Given exercise:
Check each line below for the word "Cube", and copy those that have it.

════

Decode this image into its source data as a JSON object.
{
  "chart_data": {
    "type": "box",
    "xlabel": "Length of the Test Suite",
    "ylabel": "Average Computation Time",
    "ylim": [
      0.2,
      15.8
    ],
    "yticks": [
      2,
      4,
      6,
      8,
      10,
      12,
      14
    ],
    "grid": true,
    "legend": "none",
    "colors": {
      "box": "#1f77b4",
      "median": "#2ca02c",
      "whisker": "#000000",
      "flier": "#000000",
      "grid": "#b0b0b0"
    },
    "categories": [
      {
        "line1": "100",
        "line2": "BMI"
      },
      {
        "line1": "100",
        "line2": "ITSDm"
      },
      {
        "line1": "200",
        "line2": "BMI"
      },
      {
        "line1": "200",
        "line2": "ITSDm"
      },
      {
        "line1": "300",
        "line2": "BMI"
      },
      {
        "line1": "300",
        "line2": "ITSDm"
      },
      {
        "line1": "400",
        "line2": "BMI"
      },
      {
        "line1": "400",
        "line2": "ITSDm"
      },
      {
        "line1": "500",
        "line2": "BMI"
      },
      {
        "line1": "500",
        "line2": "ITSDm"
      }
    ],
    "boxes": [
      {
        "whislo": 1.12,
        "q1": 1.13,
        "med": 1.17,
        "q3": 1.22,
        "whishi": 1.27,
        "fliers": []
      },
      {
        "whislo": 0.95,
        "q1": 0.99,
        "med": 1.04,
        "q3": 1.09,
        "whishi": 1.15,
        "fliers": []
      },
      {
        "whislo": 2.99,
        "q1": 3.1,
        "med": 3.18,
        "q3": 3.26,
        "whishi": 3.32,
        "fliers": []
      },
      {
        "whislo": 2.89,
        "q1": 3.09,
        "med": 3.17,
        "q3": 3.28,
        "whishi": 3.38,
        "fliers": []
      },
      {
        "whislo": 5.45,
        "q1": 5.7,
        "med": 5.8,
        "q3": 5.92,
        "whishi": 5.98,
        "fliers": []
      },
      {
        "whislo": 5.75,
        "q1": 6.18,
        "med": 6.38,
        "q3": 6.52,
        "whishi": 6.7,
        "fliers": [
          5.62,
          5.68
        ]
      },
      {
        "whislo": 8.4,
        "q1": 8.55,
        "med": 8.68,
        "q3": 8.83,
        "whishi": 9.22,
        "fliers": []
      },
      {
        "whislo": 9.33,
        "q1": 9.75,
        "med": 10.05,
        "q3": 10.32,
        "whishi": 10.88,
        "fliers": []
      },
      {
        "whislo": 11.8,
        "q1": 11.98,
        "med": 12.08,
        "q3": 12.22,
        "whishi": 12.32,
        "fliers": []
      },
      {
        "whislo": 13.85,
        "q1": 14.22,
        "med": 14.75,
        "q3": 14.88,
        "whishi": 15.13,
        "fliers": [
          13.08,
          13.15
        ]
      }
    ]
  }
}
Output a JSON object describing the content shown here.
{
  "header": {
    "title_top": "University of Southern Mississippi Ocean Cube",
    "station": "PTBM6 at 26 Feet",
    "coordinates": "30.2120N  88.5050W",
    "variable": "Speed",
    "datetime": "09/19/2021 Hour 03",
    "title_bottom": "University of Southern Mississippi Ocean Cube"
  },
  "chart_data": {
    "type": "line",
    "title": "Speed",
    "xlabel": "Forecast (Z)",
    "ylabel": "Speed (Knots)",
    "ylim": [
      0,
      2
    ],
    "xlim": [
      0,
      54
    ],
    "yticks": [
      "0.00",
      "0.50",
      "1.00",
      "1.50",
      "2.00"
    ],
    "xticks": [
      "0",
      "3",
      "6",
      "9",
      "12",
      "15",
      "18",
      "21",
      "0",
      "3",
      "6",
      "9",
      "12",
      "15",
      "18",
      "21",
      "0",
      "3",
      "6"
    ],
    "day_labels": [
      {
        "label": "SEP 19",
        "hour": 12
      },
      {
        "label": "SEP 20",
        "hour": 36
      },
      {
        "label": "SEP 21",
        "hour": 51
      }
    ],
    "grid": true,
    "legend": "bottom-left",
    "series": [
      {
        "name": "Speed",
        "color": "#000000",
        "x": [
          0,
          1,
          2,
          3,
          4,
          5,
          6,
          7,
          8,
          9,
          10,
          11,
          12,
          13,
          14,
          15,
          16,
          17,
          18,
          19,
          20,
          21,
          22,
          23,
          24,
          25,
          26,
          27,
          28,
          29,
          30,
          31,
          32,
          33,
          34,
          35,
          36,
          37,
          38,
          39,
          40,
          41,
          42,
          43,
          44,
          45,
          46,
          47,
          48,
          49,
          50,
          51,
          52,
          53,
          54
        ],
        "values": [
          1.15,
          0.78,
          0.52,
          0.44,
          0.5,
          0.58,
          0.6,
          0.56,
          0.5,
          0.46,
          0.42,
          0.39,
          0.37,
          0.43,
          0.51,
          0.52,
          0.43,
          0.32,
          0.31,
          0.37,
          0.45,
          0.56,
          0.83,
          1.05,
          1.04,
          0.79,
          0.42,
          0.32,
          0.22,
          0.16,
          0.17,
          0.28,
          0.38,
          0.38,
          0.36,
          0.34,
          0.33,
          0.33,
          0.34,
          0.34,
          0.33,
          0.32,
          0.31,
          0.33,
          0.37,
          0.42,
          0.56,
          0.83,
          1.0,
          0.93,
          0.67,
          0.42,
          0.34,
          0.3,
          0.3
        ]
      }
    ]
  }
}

════

Solved problem:
    "title_top": "University of Southern Mississippi Ocean Cube",
    "title_bottom": "University of Southern Mississippi Ocean Cube"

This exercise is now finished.